**DO THIS**
Please say how many lines of the listing hold "appletoolbox", with no other words in the answer.

-.-.-

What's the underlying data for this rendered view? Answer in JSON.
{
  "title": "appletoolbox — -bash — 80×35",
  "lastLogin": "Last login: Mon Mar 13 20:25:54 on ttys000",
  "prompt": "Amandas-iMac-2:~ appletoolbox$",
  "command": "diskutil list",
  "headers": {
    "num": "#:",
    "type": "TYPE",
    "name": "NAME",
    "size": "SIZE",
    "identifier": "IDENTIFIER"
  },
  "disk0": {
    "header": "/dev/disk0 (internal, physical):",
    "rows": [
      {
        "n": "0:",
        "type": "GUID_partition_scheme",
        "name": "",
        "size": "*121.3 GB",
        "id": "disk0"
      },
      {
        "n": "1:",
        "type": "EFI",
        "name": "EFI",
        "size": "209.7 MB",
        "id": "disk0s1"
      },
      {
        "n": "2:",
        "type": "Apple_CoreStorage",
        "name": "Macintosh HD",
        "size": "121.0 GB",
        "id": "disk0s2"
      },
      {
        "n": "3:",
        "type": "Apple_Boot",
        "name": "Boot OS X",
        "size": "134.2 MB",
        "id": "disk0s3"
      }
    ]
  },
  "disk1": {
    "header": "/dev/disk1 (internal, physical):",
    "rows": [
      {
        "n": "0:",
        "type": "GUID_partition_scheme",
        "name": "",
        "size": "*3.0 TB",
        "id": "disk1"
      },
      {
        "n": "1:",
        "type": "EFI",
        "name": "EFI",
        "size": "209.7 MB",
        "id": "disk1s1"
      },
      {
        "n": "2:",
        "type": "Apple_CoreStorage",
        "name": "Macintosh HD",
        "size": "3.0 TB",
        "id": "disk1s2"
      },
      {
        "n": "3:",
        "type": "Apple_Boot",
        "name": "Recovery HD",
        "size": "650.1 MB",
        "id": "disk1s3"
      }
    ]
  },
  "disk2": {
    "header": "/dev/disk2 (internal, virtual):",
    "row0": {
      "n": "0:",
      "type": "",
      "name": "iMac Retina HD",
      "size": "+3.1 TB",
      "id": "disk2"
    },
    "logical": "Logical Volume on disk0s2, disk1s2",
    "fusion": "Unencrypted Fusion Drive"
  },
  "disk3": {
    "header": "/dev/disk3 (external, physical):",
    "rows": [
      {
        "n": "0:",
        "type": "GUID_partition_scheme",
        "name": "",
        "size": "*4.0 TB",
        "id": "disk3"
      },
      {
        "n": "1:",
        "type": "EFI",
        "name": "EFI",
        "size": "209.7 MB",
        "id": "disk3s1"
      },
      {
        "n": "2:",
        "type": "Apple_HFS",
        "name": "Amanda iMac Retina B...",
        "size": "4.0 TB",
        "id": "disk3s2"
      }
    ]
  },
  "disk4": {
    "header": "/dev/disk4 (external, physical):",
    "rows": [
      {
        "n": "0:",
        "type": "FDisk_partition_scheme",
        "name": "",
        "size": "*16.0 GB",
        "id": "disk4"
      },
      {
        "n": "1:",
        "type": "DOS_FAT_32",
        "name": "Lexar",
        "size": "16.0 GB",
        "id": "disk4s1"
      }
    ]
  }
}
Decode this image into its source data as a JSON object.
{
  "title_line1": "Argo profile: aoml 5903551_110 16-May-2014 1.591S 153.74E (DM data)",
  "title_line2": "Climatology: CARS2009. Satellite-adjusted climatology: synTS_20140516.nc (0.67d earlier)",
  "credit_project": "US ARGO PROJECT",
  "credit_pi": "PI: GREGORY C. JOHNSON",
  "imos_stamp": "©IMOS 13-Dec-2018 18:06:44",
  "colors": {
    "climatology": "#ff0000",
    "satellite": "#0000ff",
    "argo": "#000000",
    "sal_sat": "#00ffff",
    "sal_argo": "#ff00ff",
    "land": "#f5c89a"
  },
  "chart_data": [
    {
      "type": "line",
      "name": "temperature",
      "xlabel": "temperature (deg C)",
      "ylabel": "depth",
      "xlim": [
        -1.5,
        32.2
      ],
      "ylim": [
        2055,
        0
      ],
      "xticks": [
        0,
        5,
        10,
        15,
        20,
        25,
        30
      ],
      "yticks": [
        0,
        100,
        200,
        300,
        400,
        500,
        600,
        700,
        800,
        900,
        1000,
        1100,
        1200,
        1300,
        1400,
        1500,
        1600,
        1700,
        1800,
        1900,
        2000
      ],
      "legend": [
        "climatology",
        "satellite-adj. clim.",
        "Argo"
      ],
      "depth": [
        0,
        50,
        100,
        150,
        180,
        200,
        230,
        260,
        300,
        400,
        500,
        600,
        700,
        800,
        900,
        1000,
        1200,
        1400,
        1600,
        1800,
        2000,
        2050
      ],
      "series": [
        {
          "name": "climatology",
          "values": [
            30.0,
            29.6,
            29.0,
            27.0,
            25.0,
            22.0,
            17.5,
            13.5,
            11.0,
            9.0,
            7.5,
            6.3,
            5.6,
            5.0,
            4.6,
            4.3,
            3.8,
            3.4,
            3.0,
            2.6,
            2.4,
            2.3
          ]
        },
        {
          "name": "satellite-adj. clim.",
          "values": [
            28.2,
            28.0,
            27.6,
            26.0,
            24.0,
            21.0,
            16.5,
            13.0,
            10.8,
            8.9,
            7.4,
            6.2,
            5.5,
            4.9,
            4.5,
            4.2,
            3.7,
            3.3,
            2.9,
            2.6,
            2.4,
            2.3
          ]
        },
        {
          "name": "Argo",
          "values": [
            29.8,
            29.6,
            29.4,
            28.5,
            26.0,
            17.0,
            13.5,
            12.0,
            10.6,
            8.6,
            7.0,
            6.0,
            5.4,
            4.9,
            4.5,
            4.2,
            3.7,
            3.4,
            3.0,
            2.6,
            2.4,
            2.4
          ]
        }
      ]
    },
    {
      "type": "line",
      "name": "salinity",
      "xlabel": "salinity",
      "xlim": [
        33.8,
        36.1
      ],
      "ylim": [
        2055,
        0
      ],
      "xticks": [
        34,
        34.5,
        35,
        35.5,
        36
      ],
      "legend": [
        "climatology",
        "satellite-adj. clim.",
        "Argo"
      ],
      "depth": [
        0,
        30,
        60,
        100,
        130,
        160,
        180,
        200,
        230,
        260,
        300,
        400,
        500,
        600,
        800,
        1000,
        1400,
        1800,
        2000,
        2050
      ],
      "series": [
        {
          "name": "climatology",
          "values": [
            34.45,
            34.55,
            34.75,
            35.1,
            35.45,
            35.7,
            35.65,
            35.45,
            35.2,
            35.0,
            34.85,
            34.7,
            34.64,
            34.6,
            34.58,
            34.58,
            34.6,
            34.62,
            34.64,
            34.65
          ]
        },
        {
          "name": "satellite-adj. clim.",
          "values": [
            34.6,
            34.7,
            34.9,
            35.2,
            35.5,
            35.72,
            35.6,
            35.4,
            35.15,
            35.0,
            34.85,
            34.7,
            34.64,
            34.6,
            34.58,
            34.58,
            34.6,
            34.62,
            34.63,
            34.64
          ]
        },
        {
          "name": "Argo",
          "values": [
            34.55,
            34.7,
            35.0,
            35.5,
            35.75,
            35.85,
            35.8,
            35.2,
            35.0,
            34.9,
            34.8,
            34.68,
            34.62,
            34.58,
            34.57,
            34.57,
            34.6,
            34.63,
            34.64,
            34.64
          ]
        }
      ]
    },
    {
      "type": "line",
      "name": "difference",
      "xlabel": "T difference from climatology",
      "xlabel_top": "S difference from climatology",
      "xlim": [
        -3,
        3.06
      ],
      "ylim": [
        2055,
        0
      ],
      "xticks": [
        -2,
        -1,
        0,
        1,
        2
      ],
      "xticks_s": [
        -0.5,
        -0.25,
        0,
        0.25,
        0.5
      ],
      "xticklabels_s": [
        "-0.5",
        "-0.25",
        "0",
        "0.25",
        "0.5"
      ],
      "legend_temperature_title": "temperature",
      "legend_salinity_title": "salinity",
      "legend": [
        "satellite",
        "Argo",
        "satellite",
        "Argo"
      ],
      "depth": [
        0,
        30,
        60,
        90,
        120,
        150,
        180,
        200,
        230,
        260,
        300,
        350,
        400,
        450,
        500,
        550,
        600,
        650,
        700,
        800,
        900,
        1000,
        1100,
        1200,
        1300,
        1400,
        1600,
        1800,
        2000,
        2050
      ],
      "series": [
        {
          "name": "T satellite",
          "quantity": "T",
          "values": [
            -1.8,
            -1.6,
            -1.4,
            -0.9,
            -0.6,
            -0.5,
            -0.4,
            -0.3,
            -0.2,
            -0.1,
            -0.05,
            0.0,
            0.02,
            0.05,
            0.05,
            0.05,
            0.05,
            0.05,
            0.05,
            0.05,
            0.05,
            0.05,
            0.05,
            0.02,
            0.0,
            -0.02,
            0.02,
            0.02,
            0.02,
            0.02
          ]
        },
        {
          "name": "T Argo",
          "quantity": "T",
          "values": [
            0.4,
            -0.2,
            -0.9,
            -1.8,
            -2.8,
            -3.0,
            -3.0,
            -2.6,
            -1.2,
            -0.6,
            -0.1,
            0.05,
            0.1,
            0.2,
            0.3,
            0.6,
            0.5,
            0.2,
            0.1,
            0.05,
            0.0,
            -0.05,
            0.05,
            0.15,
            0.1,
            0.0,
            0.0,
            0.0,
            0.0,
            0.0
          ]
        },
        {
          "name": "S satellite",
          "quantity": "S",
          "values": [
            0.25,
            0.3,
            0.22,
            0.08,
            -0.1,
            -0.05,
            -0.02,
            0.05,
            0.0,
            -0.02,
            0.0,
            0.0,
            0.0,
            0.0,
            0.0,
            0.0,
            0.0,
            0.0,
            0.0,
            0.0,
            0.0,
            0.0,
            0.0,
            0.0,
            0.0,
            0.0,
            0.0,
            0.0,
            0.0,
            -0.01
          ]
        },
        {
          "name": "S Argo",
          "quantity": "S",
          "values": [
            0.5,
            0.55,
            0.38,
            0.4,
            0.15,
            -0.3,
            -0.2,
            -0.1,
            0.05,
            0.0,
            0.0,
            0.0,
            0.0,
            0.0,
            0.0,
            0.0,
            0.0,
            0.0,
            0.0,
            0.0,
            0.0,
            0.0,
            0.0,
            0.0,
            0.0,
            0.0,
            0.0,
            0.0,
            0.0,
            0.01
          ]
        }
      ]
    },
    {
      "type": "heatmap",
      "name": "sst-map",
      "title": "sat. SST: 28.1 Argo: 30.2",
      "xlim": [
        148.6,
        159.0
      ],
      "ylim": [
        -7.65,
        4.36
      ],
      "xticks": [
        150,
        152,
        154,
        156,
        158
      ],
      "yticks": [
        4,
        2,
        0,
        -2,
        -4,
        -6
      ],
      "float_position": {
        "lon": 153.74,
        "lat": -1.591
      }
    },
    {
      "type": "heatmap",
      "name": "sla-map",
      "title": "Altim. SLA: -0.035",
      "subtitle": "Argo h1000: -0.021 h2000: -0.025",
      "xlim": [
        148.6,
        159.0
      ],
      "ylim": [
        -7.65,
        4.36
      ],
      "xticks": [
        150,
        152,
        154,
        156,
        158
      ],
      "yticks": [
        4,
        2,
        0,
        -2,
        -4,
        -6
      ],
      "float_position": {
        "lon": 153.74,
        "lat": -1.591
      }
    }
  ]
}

-.-.-

**SOLUTION**
2